→ DATASET
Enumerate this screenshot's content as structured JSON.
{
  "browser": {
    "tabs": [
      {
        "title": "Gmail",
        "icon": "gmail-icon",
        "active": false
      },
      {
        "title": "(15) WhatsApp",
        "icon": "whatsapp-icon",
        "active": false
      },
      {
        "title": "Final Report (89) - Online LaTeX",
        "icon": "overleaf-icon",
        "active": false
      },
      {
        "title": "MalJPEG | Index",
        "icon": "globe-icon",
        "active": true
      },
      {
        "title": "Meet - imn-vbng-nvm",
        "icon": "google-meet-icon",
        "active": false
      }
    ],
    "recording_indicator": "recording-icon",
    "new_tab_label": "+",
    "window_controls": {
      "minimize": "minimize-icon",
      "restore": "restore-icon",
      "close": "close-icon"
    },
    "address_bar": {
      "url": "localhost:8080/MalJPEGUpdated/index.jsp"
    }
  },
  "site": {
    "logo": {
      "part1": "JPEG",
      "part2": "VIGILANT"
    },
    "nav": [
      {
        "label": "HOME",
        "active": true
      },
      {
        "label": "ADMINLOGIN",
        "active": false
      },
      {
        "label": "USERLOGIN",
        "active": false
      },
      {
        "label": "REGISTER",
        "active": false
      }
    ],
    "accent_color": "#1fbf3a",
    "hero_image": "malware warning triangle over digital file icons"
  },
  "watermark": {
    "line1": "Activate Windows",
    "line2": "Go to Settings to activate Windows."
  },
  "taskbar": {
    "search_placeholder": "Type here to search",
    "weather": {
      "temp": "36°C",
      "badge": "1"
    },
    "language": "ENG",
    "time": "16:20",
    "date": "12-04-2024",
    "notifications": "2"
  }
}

→ EXERCISE BRIEF
Recite the full listing above exactly.

→ RESULT FOR THIS TASK
Enumerate this screenshot's content as structured JSON.
{
  "browser": {
    "tabs": [
      {
        "title": "Gmail",
        "icon": "gmail-icon",
        "active": false
      },
      {
        "title": "(15) WhatsApp",
        "icon": "whatsapp-icon",
        "active": false
      },
      {
        "title": "Final Report (89) - Online LaTeX",
        "icon": "overleaf-icon",
        "active": false
      },
      {
        "title": "MalJPEG | Index",
        "icon": "globe-icon",
        "active": true
      },
      {
        "title": "Meet - imn-vbng-nvm",
        "icon": "google-meet-icon",
        "active": false
      }
    ],
    "recording_indicator": "recording-icon",
    "new_tab_label": "+",
    "window_controls": {
      "minimize": "minimize-icon",
      "restore": "restore-icon",
      "close": "close-icon"
    },
    "address_bar": {
      "url": "localhost:8080/MalJPEGUpdated/index.jsp"
    }
  },
  "site": {
    "logo": {
      "part1": "JPEG",
      "part2": "VIGILANT"
    },
    "nav": [
      {
        "label": "HOME",
        "active": true
      },
      {
        "label": "ADMINLOGIN",
        "active": false
      },
      {
        "label": "USERLOGIN",
        "active": false
      },
      {
        "label": "REGISTER",
        "active": false
      }
    ],
    "accent_color": "#1fbf3a",
    "hero_image": "malware warning triangle over digital file icons"
  },
  "watermark": {
    "line1": "Activate Windows",
    "line2": "Go to Settings to activate Windows."
  },
  "taskbar": {
    "search_placeholder": "Type here to search",
    "weather": {
      "temp": "36°C",
      "badge": "1"
    },
    "language": "ENG",
    "time": "16:20",
    "date": "12-04-2024",
    "notifications": "2"
  }
}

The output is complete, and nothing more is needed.